TASK REQUIREMENTS:
From the listing below, pick out each line with the word "required".

(Saved data entries)

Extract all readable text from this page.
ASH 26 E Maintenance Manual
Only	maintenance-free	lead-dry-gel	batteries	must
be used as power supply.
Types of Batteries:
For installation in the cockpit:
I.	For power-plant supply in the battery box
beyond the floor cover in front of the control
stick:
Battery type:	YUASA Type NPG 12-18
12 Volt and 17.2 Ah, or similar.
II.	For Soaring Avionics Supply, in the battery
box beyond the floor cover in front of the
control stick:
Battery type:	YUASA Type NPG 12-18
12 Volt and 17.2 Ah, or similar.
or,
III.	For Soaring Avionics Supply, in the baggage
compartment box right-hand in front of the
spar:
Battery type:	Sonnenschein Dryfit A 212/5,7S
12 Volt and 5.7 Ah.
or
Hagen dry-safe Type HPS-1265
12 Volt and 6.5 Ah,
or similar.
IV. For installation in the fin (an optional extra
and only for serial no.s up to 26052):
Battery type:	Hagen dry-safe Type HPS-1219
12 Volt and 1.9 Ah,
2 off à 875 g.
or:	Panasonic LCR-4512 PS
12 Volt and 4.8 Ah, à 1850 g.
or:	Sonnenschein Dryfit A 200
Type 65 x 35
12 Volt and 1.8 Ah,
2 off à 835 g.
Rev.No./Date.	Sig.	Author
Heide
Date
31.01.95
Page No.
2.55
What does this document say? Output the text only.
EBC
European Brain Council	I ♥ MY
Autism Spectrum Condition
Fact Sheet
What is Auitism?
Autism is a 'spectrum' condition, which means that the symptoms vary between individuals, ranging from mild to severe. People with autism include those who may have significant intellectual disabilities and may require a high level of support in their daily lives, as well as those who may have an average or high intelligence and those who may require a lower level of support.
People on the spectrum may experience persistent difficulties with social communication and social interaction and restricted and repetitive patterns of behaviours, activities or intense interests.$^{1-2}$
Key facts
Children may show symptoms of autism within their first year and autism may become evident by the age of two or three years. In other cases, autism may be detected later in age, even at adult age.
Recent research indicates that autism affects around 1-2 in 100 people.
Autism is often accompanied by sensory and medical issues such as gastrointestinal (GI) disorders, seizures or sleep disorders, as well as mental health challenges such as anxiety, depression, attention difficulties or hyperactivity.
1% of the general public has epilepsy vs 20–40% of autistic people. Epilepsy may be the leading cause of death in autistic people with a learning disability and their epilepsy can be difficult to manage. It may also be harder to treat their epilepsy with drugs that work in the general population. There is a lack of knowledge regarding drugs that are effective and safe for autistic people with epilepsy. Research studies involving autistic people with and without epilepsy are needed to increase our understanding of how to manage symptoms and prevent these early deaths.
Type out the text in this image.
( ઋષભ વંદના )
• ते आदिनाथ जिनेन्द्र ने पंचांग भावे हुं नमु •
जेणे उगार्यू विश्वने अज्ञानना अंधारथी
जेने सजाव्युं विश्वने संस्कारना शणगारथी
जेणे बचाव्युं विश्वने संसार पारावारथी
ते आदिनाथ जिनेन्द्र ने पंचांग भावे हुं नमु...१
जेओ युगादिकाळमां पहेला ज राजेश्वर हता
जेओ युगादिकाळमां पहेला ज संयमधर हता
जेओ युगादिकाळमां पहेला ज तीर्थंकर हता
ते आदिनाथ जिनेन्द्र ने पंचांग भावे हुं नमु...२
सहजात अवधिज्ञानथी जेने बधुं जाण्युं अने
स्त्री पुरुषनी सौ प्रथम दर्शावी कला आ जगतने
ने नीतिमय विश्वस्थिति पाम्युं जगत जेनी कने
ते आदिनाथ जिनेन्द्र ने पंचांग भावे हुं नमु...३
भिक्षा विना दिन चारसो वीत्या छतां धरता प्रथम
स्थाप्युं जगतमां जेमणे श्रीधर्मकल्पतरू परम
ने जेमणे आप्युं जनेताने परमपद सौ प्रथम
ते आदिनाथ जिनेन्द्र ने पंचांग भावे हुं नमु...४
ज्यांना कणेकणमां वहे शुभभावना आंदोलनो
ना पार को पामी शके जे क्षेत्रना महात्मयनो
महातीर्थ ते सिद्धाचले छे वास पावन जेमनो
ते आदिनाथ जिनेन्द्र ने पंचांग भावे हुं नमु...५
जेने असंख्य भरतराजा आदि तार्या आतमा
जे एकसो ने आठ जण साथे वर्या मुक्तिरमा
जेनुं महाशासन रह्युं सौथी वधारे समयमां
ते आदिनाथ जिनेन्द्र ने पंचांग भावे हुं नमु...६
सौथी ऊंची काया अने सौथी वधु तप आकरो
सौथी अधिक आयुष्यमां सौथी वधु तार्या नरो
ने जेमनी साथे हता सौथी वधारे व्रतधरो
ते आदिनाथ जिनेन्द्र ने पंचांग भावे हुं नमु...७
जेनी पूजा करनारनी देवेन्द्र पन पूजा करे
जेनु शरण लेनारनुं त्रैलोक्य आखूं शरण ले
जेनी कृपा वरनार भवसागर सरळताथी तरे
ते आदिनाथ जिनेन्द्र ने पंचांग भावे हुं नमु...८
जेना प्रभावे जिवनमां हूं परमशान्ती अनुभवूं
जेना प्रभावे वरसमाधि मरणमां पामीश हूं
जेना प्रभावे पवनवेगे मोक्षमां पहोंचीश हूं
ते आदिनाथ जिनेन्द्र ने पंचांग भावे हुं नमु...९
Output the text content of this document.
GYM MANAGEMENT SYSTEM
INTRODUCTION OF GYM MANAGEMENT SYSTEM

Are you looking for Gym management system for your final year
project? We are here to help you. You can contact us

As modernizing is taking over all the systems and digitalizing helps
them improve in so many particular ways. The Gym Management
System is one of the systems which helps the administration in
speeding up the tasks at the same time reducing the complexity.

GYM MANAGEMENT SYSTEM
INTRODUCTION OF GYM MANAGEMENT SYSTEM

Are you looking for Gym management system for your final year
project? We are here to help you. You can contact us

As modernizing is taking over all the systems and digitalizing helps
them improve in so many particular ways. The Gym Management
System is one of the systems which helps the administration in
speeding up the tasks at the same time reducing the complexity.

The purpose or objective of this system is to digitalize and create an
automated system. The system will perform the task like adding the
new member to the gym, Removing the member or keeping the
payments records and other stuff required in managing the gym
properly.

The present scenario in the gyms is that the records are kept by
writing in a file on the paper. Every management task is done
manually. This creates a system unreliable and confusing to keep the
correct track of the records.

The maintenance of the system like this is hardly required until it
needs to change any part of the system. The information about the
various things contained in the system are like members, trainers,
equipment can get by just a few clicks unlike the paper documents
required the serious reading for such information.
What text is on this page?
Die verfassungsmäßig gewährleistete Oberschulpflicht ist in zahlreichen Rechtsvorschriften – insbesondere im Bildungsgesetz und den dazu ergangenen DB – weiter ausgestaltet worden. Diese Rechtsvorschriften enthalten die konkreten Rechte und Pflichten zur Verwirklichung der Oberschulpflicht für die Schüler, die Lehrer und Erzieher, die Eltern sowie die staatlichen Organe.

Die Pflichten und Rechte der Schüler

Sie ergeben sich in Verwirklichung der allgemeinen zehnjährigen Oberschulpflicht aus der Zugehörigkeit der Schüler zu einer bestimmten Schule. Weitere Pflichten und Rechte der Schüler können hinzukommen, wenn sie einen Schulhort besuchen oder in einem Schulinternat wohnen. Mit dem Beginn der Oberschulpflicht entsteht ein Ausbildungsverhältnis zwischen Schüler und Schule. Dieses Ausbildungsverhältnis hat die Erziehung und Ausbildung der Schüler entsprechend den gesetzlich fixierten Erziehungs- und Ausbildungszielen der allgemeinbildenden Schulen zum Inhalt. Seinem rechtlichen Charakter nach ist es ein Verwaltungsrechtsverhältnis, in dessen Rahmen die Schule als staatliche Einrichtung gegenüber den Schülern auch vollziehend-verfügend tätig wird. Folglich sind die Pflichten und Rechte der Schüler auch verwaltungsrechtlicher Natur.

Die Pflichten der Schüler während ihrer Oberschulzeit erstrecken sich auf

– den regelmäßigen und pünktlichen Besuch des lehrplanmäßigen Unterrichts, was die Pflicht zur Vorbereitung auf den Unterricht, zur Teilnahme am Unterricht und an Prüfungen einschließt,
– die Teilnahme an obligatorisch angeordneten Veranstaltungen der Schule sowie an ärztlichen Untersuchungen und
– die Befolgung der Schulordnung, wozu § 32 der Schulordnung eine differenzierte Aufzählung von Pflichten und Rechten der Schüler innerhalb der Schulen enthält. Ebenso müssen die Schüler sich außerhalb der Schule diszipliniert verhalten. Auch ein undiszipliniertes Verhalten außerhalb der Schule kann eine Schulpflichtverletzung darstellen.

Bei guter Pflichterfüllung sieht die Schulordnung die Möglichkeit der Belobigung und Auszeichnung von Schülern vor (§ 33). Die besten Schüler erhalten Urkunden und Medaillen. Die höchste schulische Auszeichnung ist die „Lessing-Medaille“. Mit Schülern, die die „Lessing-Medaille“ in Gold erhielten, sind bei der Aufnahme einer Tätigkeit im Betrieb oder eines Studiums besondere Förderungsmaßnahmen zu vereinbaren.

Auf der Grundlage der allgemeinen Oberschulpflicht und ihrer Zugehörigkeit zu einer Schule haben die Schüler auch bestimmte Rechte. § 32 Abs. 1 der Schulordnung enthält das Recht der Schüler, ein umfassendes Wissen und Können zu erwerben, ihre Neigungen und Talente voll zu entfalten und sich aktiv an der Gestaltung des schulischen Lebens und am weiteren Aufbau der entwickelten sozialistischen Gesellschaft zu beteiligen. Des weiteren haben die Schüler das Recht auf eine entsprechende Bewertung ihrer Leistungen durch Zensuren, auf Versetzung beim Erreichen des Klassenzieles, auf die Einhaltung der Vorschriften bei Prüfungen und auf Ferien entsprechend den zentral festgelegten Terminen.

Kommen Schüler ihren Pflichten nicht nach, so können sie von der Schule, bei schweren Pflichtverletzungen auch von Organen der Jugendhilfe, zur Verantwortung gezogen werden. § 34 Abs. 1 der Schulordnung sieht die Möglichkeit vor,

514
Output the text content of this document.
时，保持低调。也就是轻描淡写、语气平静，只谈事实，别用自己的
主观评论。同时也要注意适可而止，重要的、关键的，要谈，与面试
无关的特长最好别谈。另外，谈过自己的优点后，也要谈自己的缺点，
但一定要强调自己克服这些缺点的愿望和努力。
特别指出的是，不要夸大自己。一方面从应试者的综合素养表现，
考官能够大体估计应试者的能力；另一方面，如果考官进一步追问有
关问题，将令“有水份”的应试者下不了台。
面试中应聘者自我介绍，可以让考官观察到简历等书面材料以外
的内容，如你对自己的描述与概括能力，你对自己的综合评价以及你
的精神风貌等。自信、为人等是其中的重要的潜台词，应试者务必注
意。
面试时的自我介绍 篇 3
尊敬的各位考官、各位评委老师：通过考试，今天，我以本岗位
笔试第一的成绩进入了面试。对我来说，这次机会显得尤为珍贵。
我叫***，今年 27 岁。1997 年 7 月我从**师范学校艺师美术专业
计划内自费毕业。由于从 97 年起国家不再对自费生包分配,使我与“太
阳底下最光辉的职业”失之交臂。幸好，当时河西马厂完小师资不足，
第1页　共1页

EXERCISE RESPONSE:
payments records and other stuff required in managing the gym
The maintenance of the system like this is hardly required until it
required the serious reading for such information.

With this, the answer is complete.